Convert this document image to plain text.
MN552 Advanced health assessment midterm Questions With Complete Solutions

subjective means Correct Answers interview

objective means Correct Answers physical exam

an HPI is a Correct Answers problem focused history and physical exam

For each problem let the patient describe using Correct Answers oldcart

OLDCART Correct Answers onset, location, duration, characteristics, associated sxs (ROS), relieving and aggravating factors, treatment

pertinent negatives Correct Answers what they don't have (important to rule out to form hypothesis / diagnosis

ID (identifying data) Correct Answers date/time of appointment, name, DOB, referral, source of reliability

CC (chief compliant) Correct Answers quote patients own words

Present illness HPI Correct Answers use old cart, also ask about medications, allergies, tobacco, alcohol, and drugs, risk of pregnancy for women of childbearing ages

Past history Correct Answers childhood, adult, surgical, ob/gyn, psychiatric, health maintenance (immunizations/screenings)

- _Work request_:
Reproduce every record, making sure each one stays exactly the same.

- _Result_:
Convert this document image to plain text.
MN552 Advanced health assessment midterm Questions With Complete Solutions

subjective means Correct Answers interview

objective means Correct Answers physical exam

an HPI is a Correct Answers problem focused history and physical exam

For each problem let the patient describe using Correct Answers oldcart

OLDCART Correct Answers onset, location, duration, characteristics, associated sxs (ROS), relieving and aggravating factors, treatment

pertinent negatives Correct Answers what they don't have (important to rule out to form hypothesis / diagnosis

ID (identifying data) Correct Answers date/time of appointment, name, DOB, referral, source of reliability

CC (chief compliant) Correct Answers quote patients own words

Present illness HPI Correct Answers use old cart, also ask about medications, allergies, tobacco, alcohol, and drugs, risk of pregnancy for women of childbearing ages

Past history Correct Answers childhood, adult, surgical, ob/gyn, psychiatric, health maintenance (immunizations/screenings)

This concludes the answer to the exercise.